→ ФРАГМЕНТ ТЕКСТА
§

Чувство сострадания не является тем инструментом, который можно убрать в футляр и столь же быстро вынуть из него, исходя из сиюминутных потребностей. Ничто не проходит бесследно. Любой выбор, справедливый или несправедливый, может стать причиной нравственного падения. Один из подростков слышал, как говорили врачи во время осмотра детей: «Ой, и этого нужно на дополнительное питание. Но не можем же мы всех поставить на дополнительное питание»[611]. Разве не черствеет после этого человек? Разве, произнося хотя бы единожды суровый, пусть даже и обоснованный, приговор голодным детям, не становится ли он более жестоким и в том случае, когда это не было столь необходимо для их спасения?

«Вообще сейчас начинает преобладать мысль, что надо поддерживать тех, кто еще жизнеспособен, а не кормить в ущерб им погибающих», – читаем в дневнике И. Д. Зеленской 19 марта 1942 г.[612]. Разве это не след все той же несокрушимой «железной» логики, которой нередко оправдывали безжалостный выбор между теми, кто одинаково нуждался в средствах пропитания? «Жестоко… Это рассуждение приемлемо, пока сама здорова, не споткнулась и не свалилась… Страшно: упадешь – так не поднимут», – писала И. Д. Зеленская, но для тех, кто оправдывал жестокость как средство спасения, встать на место других часто было невозможно, даже если они и хотели. «Зачем ей булка. И так умрет», – ответила врач, услышав просьбу выдать талон на белый хлеб одной из заболевших женщин – не стесняясь ее, глядя на нее в упор[613]. «Эта трагедия облегчает мне сокращение штата», – подчеркивается в дневнике инженера, узнавшего о гибели под обстрелом рабочего[614]. И здесь та же бухгалтерия, выраженная с предельной простотой и незамутненной ясностью. Вряд ли он безразлично отнесся к этой смерти – но ведь первая запись о ней являлась именно такой.

Делая выбор, произнося приговор, часто не обращали внимания на беды людей, не церемонились с ними, не слушали их объяснений и не хотели признавать, что они могут быть исчерпывающими. Но сообщая о причинах жестких мер, все же не могли не оправдаться и не ссылаться на нравственные нормы. И чем подробнее были разъяснения, тем чаще этические требования оказывались на переднем плане. В воспоминаниях И. Меттера имеется рассказ о его брате, кандидате наук и доценте, работавшем на кухне в госпитале. Это спасло от голода и его самого, и его родных. Узнав, кто он такой, замполит клиники уволил его. «С вашими научными знаниями положено работать соответственно, – выговаривал ему комиссар. – А вы занимаете место, предназначенное кадру, у которого нет другой возможности за отсутствием специального образования. Рабочему человеку оно предназначено, чтобы он выжил»[615].

§

→ ФОРМУЛИРОВКА ЗАДАНИЯ
Процитируйте отрывок из текста о сострадании и жестоком выборе от слов «Чувство сострадания не» до слов «для их спасения?».

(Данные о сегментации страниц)
§

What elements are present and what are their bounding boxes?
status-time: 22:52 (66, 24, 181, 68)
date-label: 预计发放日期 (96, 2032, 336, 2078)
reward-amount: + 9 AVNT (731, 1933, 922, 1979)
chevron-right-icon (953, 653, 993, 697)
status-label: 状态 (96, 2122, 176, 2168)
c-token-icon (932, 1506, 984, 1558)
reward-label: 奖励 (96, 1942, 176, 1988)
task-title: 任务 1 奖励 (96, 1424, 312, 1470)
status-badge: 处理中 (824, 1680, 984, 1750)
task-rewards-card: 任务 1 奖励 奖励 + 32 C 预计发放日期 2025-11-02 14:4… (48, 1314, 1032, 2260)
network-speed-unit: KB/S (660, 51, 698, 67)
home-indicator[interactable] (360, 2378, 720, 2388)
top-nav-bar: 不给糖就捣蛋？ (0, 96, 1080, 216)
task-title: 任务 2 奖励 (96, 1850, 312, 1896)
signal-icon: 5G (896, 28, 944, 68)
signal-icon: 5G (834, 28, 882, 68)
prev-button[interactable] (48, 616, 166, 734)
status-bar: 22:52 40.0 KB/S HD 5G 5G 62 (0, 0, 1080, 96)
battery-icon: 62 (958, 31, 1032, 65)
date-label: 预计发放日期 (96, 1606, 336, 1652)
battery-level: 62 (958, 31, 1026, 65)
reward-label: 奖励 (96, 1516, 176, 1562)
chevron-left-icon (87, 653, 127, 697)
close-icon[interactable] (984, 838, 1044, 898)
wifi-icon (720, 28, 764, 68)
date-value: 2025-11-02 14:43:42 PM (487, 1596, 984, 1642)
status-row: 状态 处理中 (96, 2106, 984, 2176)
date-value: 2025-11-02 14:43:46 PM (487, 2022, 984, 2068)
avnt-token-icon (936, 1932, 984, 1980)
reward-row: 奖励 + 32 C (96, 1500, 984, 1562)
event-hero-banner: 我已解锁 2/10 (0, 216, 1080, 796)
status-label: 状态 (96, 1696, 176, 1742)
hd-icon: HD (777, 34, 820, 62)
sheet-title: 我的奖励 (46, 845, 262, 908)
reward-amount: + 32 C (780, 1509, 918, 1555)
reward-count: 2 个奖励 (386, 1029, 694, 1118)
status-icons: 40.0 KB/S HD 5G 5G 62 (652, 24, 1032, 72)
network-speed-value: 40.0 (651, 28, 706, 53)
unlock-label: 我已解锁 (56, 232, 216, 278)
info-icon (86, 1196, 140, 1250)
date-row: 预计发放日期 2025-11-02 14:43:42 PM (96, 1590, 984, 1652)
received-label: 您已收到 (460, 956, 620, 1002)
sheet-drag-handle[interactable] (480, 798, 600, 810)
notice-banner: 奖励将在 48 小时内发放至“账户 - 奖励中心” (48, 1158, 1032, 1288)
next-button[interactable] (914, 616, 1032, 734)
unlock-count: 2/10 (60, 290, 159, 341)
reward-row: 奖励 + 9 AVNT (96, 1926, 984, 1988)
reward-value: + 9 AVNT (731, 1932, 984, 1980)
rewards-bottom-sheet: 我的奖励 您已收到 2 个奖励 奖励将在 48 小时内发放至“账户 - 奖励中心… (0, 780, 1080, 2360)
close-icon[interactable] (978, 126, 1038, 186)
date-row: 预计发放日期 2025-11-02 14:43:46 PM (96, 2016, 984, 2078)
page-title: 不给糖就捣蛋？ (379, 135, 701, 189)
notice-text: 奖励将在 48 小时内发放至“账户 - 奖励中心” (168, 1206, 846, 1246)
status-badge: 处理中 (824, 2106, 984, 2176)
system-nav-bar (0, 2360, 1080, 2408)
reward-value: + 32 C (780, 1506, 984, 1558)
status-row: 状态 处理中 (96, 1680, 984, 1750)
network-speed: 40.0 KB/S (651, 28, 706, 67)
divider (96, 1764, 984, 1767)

§

→ РЕШЕНИЕ ЗАДАНИЯ
Чувство сострадания не является тем инструментом, который можно убрать в футляр и столь же быстро вынуть из него, исходя из сиюминутных потребностей. Ничто не проходит бесследно. Любой выбор, справедливый или несправедливый, может стать причиной нравственного падения. Один из подростков слышал, как говорили врачи во время осмотра детей: «Ой, и этого нужно на дополнительное питание. Но не можем же мы всех поставить на дополнительное питание»[611]. Разве не черствеет после этого человек? Разве, произнося хотя бы единожды суровый, пусть даже и обоснованный, приговор голодным детям, не становится ли он более жестоким и в том случае, когда это не было столь необходимо для их спасения?